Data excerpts
_____

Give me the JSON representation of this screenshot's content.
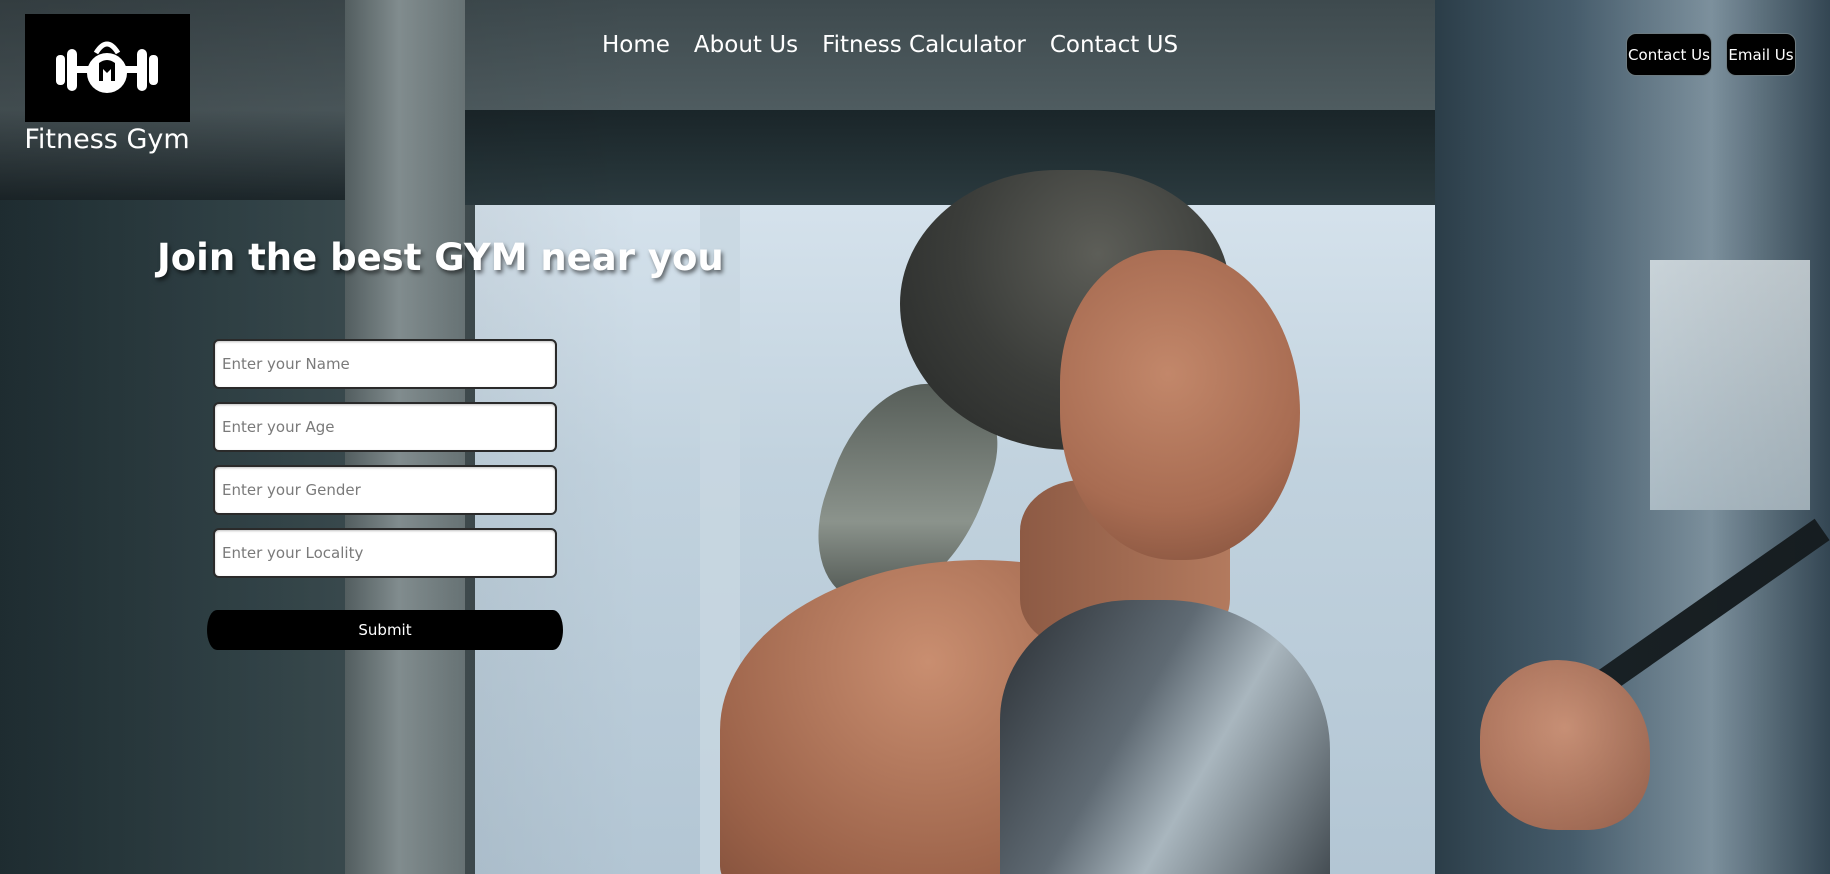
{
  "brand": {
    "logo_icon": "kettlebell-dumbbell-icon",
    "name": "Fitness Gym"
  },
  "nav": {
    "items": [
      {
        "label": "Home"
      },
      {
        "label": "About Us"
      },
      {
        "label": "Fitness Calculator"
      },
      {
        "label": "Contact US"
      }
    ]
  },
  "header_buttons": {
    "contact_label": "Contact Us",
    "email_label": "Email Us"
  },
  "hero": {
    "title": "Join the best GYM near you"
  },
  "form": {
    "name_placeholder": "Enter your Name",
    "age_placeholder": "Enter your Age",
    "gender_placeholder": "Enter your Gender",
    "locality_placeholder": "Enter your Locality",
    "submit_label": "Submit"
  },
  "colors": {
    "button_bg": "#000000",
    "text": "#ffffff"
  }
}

_____

Objective
Search the entries for the word "Fitness", then gather every line that has it.

Response below
    "name": "Fitness Gym"
        "label": "Fitness Calculator"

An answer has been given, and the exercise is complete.